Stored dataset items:
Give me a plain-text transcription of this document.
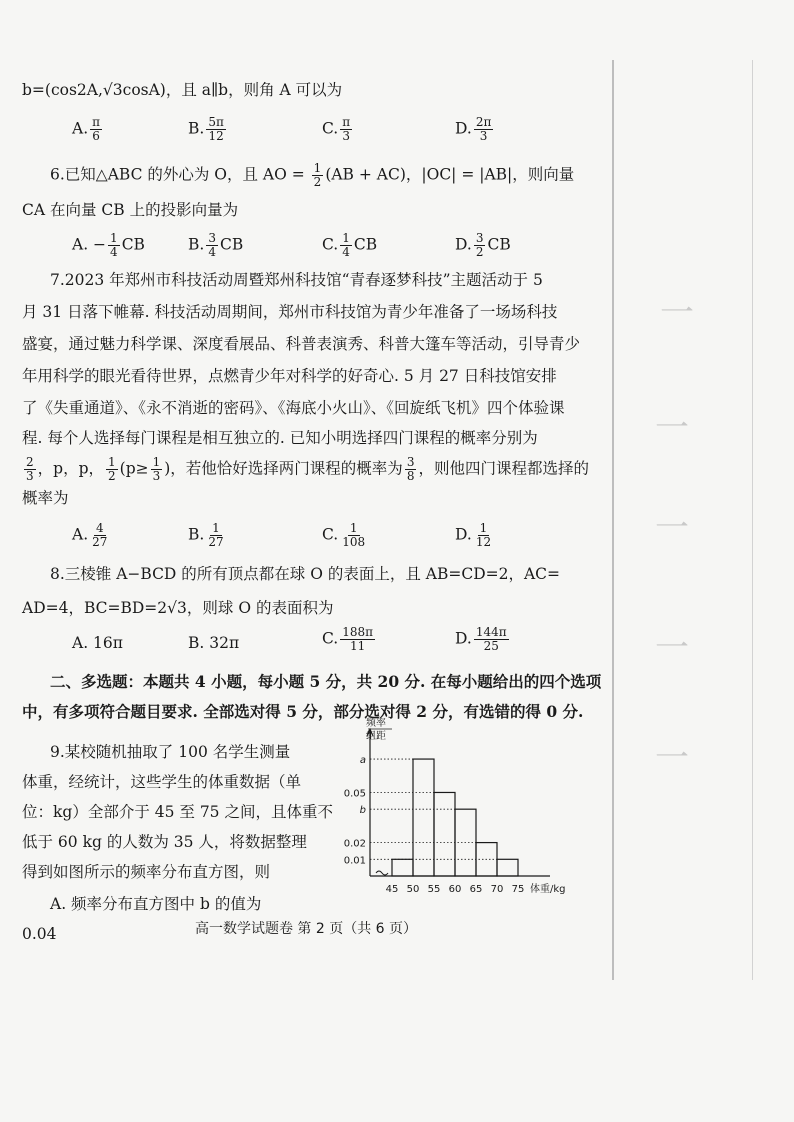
一
一
一
一
一
b=(cos2A,√3cosA)，且 a∥b，则角 A 可以为
A. $\frac{\pi}{6}$	B. $\frac{5\pi}{12}$	C. $\frac{\pi}{3}$	D. $\frac{2\pi}{3}$
6.已知△ABC 的外心为 O，且 AO = $\frac{1}{2} (AB + AC)$，|OC| = |AB|，则向量
CA 在向量 CB 上的投影向量为
A. − $\frac{1}{4}$ CB	B. $\frac{3}{4}$ CB	C. $\frac{1}{4}$ CB	D. $\frac{3}{2}$ CB
7.2023 年郑州市科技活动周暨郑州科技馆“青春逐梦科技”主题活动于 5
月 31 日落下帷幕. 科技活动周期间，郑州市科技馆为青少年准备了一场场科技
盛宴，通过魅力科学课、深度看展品、科普表演秀、科普大篷车等活动，引导青少
年用科学的眼光看待世界，点燃青少年对科学的好奇心. 5 月 27 日科技馆安排
了《失重通道》、《永不消逝的密码》、《海底小火山》、《回旋纸飞机》四个体验课
程. 每个人选择每门课程是相互独立的. 已知小明选择四门课程的概率分别为
$\frac{2}{3}$ ，p，p， $\frac{1}{2} (p\ge \frac{1}{3}$ )，若他恰好选择两门课程的概率为 $\frac{3}{8}$ ，则他四门课程都选择的
概率为
A. $\frac{4}{27}$	B. $\frac{1}{27}$	C. $\frac{1}{108}$	D. $\frac{1}{12}$
8.三棱锥 A−BCD 的所有顶点都在球 O 的表面上，且 AB=CD=2，AC=
AD=4，BC=BD=2√3，则球 O 的表面积为
A. 16π	B. 32π	C. $\frac{188\pi}{11}$	D. $\frac{144\pi}{25}$
二、多选题：本题共 4 小题，每小题 5 分，共 20 分. 在每小题给出的四个选项
中，有多项符合题目要求. 全部选对得 5 分，部分选对得 2 分，有选错的得 0 分.
9.某校随机抽取了 100 名学生测量
体重，经统计，这些学生的体重数据（单
位：kg）全部介于 45 至 75 之间，且体重不
低于 60 kg 的人数为 35 人，将数据整理
得到如图所示的频率分布直方图，则
A. 频率分布直方图中 b 的值为
0.04
频率
组距
a
0.05
b
0.02
0.01
45 50 55 60 65 70 75 体重/kg
高一数学试题卷 第 2 页（共 6 页）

## TASK
Print the records word for word and exclude any picture they hold.

## FINISHED EXERCISE
Give me a plain-text transcription of this document.
一
一
一
一
一
b=(cos2A,√3cosA)，且 a∥b，则角 A 可以为
A. $\frac{\pi}{6}$	B. $\frac{5\pi}{12}$	C. $\frac{\pi}{3}$	D. $\frac{2\pi}{3}$
6.已知△ABC 的外心为 O，且 AO = $\frac{1}{2} (AB + AC)$，|OC| = |AB|，则向量
CA 在向量 CB 上的投影向量为
A. − $\frac{1}{4}$ CB	B. $\frac{3}{4}$ CB	C. $\frac{1}{4}$ CB	D. $\frac{3}{2}$ CB
7.2023 年郑州市科技活动周暨郑州科技馆“青春逐梦科技”主题活动于 5
月 31 日落下帷幕. 科技活动周期间，郑州市科技馆为青少年准备了一场场科技
盛宴，通过魅力科学课、深度看展品、科普表演秀、科普大篷车等活动，引导青少
年用科学的眼光看待世界，点燃青少年对科学的好奇心. 5 月 27 日科技馆安排
了《失重通道》、《永不消逝的密码》、《海底小火山》、《回旋纸飞机》四个体验课
程. 每个人选择每门课程是相互独立的. 已知小明选择四门课程的概率分别为
$\frac{2}{3}$ ，p，p， $\frac{1}{2} (p\ge \frac{1}{3}$ )，若他恰好选择两门课程的概率为 $\frac{3}{8}$ ，则他四门课程都选择的
概率为
A. $\frac{4}{27}$	B. $\frac{1}{27}$	C. $\frac{1}{108}$	D. $\frac{1}{12}$
8.三棱锥 A−BCD 的所有顶点都在球 O 的表面上，且 AB=CD=2，AC=
AD=4，BC=BD=2√3，则球 O 的表面积为
A. 16π	B. 32π	C. $\frac{188\pi}{11}$	D. $\frac{144\pi}{25}$
二、多选题：本题共 4 小题，每小题 5 分，共 20 分. 在每小题给出的四个选项
中，有多项符合题目要求. 全部选对得 5 分，部分选对得 2 分，有选错的得 0 分.
9.某校随机抽取了 100 名学生测量
体重，经统计，这些学生的体重数据（单
位：kg）全部介于 45 至 75 之间，且体重不
低于 60 kg 的人数为 35 人，将数据整理
得到如图所示的频率分布直方图，则
A. 频率分布直方图中 b 的值为
0.04
频率
组距
a
0.05
b
0.02
0.01
45 50 55 60 65 70 75 体重/kg
高一数学试题卷 第 2 页（共 6 页）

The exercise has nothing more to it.